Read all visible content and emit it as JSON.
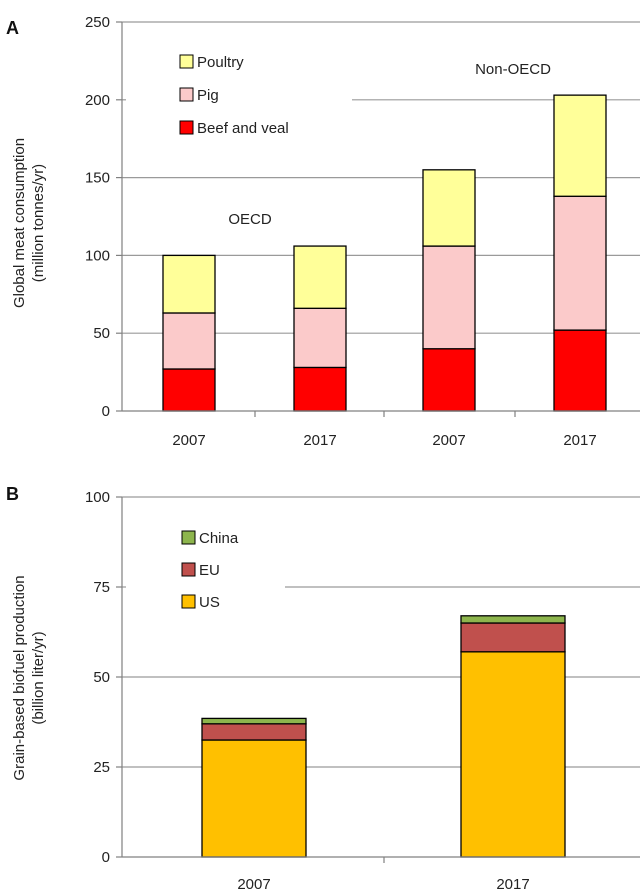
{
  "colors": {
    "poultry": "#FFFF99",
    "pig": "#FBCACA",
    "beef": "#FF0000",
    "china": "#8DB54D",
    "eu": "#C0504D",
    "us": "#FFC000",
    "grid": "#9a9a9a",
    "axis": "#808080"
  },
  "chart_data": [
    {
      "type": "bar",
      "stacked": true,
      "panel_label": "A",
      "ylabel_line1": "Global meat consumption",
      "ylabel_line2": "(million tonnes/yr)",
      "ylim": [
        0,
        250
      ],
      "yticks": [
        "0",
        "50",
        "100",
        "150",
        "200",
        "250"
      ],
      "grid": true,
      "legend_position": "top-left",
      "categories": [
        "2007",
        "2017",
        "2007",
        "2017"
      ],
      "group_labels": [
        "OECD",
        "Non-OECD"
      ],
      "series": [
        {
          "name": "Beef and veal",
          "values": [
            27,
            28,
            40,
            52
          ]
        },
        {
          "name": "Pig",
          "values": [
            36,
            38,
            66,
            86
          ]
        },
        {
          "name": "Poultry",
          "values": [
            37,
            40,
            49,
            65
          ]
        }
      ]
    },
    {
      "type": "bar",
      "stacked": true,
      "panel_label": "B",
      "ylabel_line1": "Grain-based biofuel production",
      "ylabel_line2": "(billion liter/yr)",
      "ylim": [
        0,
        100
      ],
      "yticks": [
        "0",
        "25",
        "50",
        "75",
        "100"
      ],
      "grid": true,
      "legend_position": "top-left",
      "categories": [
        "2007",
        "2017"
      ],
      "series": [
        {
          "name": "US",
          "values": [
            32.5,
            57
          ]
        },
        {
          "name": "EU",
          "values": [
            4.5,
            8
          ]
        },
        {
          "name": "China",
          "values": [
            1.5,
            2
          ]
        }
      ]
    }
  ]
}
- - - - -
Your goal.
Images should not appear in the copy; retype the listing above exactly.

Solution to this task.
Read all visible content and emit it as JSON.
{
  "colors": {
    "poultry": "#FFFF99",
    "pig": "#FBCACA",
    "beef": "#FF0000",
    "china": "#8DB54D",
    "eu": "#C0504D",
    "us": "#FFC000",
    "grid": "#9a9a9a",
    "axis": "#808080"
  },
  "chart_data": [
    {
      "type": "bar",
      "stacked": true,
      "panel_label": "A",
      "ylabel_line1": "Global meat consumption",
      "ylabel_line2": "(million tonnes/yr)",
      "ylim": [
        0,
        250
      ],
      "yticks": [
        "0",
        "50",
        "100",
        "150",
        "200",
        "250"
      ],
      "grid": true,
      "legend_position": "top-left",
      "categories": [
        "2007",
        "2017",
        "2007",
        "2017"
      ],
      "group_labels": [
        "OECD",
        "Non-OECD"
      ],
      "series": [
        {
          "name": "Beef and veal",
          "values": [
            27,
            28,
            40,
            52
          ]
        },
        {
          "name": "Pig",
          "values": [
            36,
            38,
            66,
            86
          ]
        },
        {
          "name": "Poultry",
          "values": [
            37,
            40,
            49,
            65
          ]
        }
      ]
    },
    {
      "type": "bar",
      "stacked": true,
      "panel_label": "B",
      "ylabel_line1": "Grain-based biofuel production",
      "ylabel_line2": "(billion liter/yr)",
      "ylim": [
        0,
        100
      ],
      "yticks": [
        "0",
        "25",
        "50",
        "75",
        "100"
      ],
      "grid": true,
      "legend_position": "top-left",
      "categories": [
        "2007",
        "2017"
      ],
      "series": [
        {
          "name": "US",
          "values": [
            32.5,
            57
          ]
        },
        {
          "name": "EU",
          "values": [
            4.5,
            8
          ]
        },
        {
          "name": "China",
          "values": [
            1.5,
            2
          ]
        }
      ]
    }
  ]
}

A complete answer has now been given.